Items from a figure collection

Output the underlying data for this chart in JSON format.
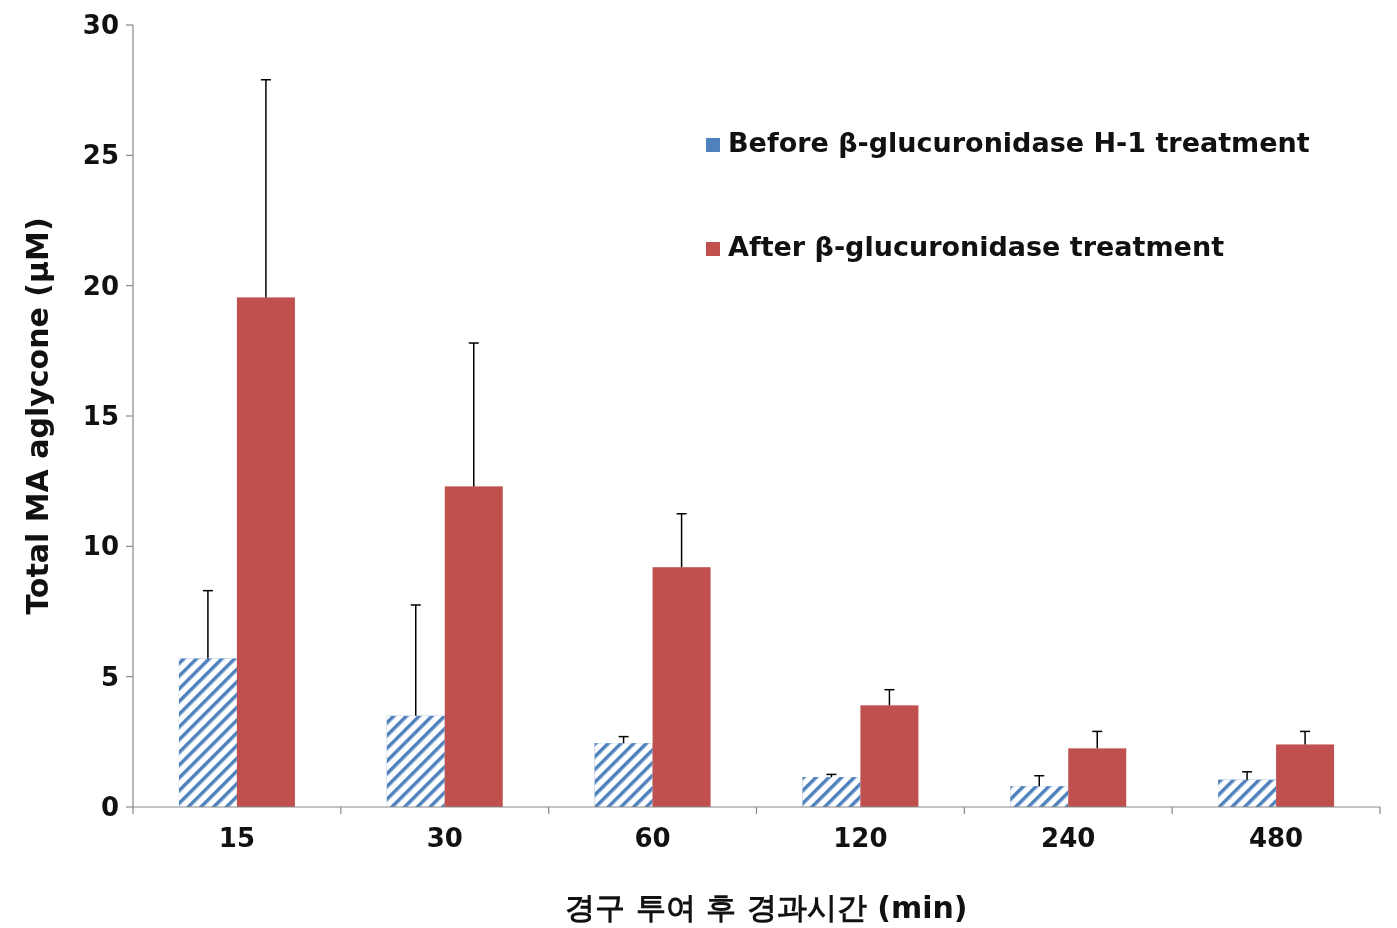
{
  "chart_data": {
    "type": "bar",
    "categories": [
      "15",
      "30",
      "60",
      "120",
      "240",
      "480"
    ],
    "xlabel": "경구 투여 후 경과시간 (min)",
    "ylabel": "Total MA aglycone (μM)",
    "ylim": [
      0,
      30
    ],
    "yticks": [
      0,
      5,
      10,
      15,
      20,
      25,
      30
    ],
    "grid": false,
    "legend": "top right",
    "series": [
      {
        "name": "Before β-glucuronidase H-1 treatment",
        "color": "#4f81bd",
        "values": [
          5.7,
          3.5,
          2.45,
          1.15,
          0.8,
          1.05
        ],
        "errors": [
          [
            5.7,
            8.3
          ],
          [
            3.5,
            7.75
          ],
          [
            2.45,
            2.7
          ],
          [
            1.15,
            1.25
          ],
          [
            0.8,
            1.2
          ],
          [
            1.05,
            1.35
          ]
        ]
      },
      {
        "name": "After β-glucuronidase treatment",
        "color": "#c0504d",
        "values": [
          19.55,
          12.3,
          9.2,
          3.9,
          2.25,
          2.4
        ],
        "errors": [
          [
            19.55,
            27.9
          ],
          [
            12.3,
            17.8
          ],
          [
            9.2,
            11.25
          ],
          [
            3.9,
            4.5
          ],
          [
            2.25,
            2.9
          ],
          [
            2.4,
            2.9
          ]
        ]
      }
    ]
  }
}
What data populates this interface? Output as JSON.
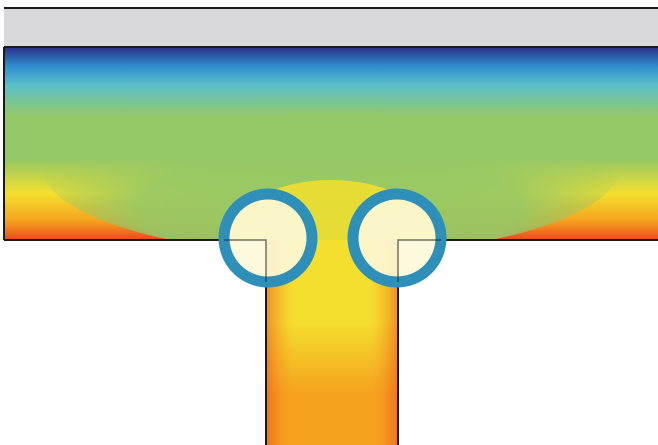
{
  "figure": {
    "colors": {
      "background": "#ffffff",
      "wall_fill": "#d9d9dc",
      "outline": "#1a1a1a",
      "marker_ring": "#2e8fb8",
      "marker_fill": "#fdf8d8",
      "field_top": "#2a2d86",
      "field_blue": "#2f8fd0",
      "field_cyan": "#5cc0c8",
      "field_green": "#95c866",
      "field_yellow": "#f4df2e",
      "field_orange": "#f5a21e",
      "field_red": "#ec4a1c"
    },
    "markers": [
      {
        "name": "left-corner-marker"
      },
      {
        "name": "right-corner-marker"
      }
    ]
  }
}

What you will do: Locate the line containing "What data populates" in the records above, then output it and every line after it through the last, excluding pictures.

Worked solution:
What data populates this interface? Output as JSON.
{
  "figure": {
    "colors": {
      "background": "#ffffff",
      "wall_fill": "#d9d9dc",
      "outline": "#1a1a1a",
      "marker_ring": "#2e8fb8",
      "marker_fill": "#fdf8d8",
      "field_top": "#2a2d86",
      "field_blue": "#2f8fd0",
      "field_cyan": "#5cc0c8",
      "field_green": "#95c866",
      "field_yellow": "#f4df2e",
      "field_orange": "#f5a21e",
      "field_red": "#ec4a1c"
    },
    "markers": [
      {
        "name": "left-corner-marker"
      },
      {
        "name": "right-corner-marker"
      }
    ]
  }
}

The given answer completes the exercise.